#### [Instructions for the task]
Leave out the pictures and reproduce all of the data exactly.

#### [Record list]

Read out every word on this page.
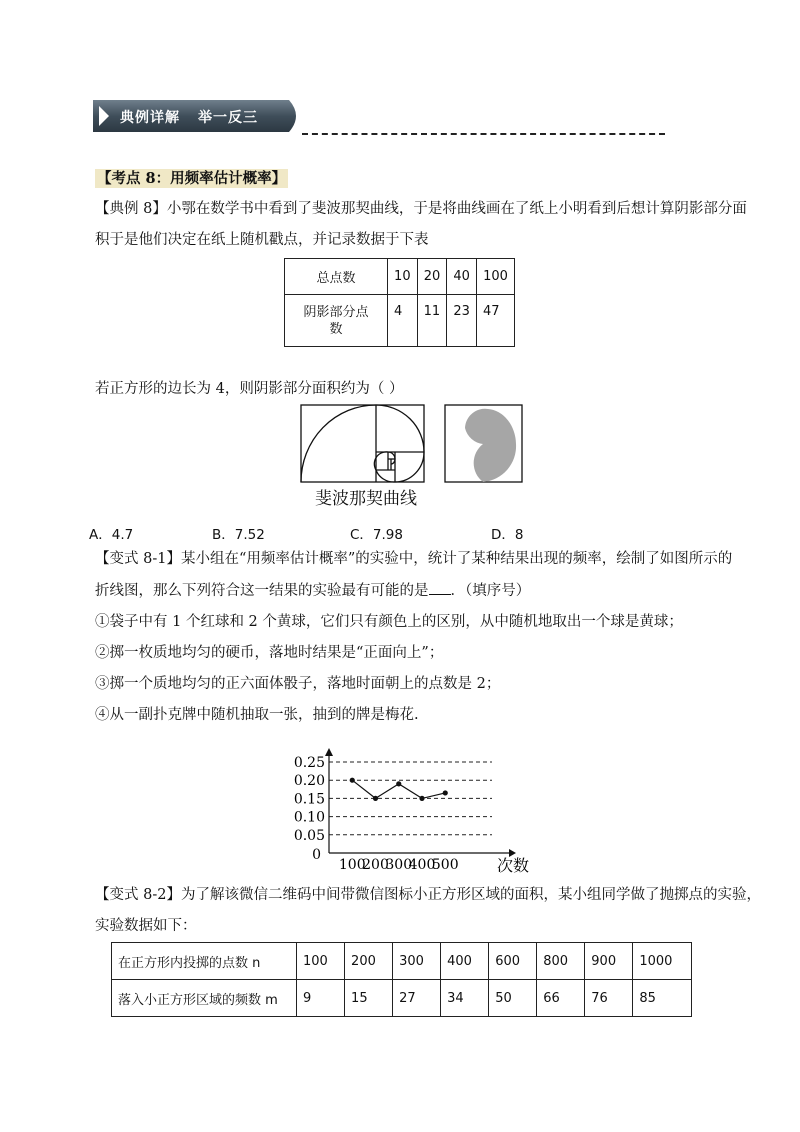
典例详解 举一反三
【考点 8：用频率估计概率】
【典例 8】小鄂在数学书中看到了斐波那契曲线，于是将曲线画在了纸上小明看到后想计算阴影部分面
积于是他们决定在纸上随机戳点，并记录数据于下表
总点数	10	20	40	100
阴影部分点
数	4	11	23	47
若正方形的边长为 4，则阴影部分面积约为（ ）
斐波那契曲线
A．4.7	B．7.52	C．7.98	D．8
【变式 8-1】某小组在“用频率估计概率”的实验中，统计了某种结果出现的频率，绘制了如图所示的
折线图，那么下列符合这一结果的实验最有可能的是 ．（填序号）
①袋子中有 1 个红球和 2 个黄球，它们只有颜色上的区别，从中随机地取出一个球是黄球；
②掷一枚质地均匀的硬币，落地时结果是“正面向上”；
③掷一个质地均匀的正六面体骰子，落地时面朝上的点数是 2；
④从一副扑克牌中随机抽取一张，抽到的牌是梅花.
0.05
0.10
0.15
0.20
0.25
0
100
200
300
400
500 次数
【变式 8-2】为了解该微信二维码中间带微信图标小正方形区域的面积，某小组同学做了抛掷点的实验，
实验数据如下：
在正方形内投掷的点数 n	100	200	300	400	600	800	900	1000
落入小正方形区域的频数 m	9	15	27	34	50	66	76	85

#### [Result]
Read out every word on this page.
典例详解 举一反三
【考点 8：用频率估计概率】
【典例 8】小鄂在数学书中看到了斐波那契曲线，于是将曲线画在了纸上小明看到后想计算阴影部分面
积于是他们决定在纸上随机戳点，并记录数据于下表
总点数	10	20	40	100
阴影部分点
数	4	11	23	47
若正方形的边长为 4，则阴影部分面积约为（ ）
斐波那契曲线
A．4.7	B．7.52	C．7.98	D．8
【变式 8-1】某小组在“用频率估计概率”的实验中，统计了某种结果出现的频率，绘制了如图所示的
折线图，那么下列符合这一结果的实验最有可能的是 ．（填序号）
①袋子中有 1 个红球和 2 个黄球，它们只有颜色上的区别，从中随机地取出一个球是黄球；
②掷一枚质地均匀的硬币，落地时结果是“正面向上”；
③掷一个质地均匀的正六面体骰子，落地时面朝上的点数是 2；
④从一副扑克牌中随机抽取一张，抽到的牌是梅花.
0.05
0.10
0.15
0.20
0.25
0
100
200
300
400
500 次数
【变式 8-2】为了解该微信二维码中间带微信图标小正方形区域的面积，某小组同学做了抛掷点的实验，
实验数据如下：
在正方形内投掷的点数 n	100	200	300	400	600	800	900	1000
落入小正方形区域的频数 m	9	15	27	34	50	66	76	85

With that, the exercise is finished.